## TASK DESCRIPTION:
Find every line in the records below that holds the word "Search", and copy each one.

━━ RECORDS FOR THIS TASK

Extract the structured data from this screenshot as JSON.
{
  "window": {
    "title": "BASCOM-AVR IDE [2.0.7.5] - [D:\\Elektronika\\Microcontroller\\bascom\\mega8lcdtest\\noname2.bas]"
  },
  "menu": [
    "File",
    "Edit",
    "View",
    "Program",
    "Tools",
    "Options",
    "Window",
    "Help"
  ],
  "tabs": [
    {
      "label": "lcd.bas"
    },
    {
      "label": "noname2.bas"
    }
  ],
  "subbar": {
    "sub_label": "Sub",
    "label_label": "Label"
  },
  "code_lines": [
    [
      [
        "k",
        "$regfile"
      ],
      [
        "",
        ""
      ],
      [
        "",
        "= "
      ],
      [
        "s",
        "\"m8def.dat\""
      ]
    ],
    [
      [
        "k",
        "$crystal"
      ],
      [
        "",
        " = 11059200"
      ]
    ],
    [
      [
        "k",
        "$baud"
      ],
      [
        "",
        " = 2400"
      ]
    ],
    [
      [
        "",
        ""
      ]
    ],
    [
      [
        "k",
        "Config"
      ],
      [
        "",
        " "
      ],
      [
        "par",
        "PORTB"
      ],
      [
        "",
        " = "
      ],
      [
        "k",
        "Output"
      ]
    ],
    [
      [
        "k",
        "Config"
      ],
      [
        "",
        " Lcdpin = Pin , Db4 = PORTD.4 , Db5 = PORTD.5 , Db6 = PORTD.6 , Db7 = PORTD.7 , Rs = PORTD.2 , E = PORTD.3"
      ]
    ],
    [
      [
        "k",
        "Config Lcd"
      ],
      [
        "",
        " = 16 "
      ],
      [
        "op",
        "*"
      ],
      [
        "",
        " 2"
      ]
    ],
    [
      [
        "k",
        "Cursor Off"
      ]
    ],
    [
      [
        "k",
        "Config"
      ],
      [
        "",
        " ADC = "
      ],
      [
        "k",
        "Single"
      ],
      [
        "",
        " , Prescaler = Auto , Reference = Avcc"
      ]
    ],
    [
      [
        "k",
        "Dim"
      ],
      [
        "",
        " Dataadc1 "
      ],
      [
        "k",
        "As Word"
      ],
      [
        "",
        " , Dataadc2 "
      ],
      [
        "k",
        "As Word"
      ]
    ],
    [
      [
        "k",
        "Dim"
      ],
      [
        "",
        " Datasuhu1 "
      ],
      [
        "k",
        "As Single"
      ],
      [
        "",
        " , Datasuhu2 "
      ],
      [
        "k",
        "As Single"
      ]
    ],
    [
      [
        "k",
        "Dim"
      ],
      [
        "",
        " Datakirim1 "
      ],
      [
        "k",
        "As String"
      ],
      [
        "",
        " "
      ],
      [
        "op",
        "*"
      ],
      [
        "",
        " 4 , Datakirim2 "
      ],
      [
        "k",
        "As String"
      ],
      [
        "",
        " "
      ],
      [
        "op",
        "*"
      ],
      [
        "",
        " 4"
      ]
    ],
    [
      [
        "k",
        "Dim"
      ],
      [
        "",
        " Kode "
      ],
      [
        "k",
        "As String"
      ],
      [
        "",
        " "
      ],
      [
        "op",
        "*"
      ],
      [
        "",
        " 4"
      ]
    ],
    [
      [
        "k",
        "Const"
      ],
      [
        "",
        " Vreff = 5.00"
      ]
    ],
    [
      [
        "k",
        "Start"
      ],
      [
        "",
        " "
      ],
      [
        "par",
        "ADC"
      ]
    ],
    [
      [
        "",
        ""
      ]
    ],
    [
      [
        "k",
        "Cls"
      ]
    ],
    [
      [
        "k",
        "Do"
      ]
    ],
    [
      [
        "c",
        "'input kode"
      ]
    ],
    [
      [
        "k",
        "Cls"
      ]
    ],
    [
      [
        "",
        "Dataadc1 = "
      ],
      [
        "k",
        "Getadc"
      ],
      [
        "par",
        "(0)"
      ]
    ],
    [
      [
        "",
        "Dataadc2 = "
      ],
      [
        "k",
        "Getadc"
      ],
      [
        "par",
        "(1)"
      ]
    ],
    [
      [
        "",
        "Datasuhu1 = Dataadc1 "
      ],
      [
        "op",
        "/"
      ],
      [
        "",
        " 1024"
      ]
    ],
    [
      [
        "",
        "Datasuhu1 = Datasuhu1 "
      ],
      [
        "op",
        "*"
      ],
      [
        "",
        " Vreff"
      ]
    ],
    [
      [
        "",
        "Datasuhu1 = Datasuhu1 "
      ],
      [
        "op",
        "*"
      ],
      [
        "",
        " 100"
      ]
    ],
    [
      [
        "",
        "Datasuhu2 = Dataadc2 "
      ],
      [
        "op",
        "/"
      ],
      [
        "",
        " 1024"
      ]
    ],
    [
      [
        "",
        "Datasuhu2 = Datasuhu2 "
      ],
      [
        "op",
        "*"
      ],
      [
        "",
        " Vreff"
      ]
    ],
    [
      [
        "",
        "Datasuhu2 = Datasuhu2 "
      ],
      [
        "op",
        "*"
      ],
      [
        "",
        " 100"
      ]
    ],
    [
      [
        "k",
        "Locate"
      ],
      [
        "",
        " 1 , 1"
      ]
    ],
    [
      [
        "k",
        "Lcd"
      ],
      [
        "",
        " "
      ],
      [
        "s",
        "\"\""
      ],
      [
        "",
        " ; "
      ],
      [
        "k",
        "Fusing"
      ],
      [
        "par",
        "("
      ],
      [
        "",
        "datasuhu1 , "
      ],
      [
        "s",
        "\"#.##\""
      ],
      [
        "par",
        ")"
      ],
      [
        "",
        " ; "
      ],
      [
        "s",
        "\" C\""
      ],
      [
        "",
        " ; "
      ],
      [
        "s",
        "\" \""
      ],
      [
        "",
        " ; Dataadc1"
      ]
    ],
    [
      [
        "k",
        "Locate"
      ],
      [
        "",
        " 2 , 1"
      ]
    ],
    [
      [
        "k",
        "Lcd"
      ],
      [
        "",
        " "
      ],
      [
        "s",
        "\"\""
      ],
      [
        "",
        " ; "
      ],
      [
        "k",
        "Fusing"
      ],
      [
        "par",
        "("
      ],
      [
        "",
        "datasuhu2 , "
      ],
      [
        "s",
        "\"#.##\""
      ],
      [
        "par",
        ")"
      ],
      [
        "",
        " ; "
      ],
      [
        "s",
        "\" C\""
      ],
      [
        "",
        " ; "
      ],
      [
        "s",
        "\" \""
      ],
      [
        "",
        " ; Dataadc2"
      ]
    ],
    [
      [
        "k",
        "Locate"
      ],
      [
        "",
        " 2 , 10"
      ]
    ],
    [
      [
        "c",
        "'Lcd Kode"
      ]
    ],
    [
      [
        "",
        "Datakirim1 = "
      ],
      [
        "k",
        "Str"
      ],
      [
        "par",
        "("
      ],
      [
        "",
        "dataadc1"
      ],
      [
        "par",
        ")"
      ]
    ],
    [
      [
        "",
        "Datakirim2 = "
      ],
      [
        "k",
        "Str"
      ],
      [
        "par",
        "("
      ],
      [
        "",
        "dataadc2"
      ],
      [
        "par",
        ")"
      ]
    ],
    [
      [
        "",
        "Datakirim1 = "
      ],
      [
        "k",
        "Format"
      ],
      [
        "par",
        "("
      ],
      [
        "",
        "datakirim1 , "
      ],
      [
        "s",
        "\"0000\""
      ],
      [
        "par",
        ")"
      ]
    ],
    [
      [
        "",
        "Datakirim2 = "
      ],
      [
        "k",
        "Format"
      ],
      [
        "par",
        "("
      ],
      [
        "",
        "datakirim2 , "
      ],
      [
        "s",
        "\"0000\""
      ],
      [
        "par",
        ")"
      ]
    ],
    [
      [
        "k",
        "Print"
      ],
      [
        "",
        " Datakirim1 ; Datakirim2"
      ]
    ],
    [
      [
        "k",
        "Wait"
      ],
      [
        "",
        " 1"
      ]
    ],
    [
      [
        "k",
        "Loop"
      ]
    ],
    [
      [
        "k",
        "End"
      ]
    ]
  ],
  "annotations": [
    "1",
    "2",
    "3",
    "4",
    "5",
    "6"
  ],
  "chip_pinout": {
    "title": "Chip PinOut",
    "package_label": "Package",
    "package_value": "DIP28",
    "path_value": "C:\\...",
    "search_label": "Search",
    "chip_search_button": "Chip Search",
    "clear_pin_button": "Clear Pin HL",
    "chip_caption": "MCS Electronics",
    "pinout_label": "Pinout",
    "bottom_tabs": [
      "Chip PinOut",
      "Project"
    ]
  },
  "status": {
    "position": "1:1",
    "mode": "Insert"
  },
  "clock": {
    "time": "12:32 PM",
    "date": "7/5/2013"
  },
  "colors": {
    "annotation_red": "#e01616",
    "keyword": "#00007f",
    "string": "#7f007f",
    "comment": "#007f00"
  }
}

━━━━

## WORKED ANSWER:
    "search_label": "Search",
    "chip_search_button": "Chip Search",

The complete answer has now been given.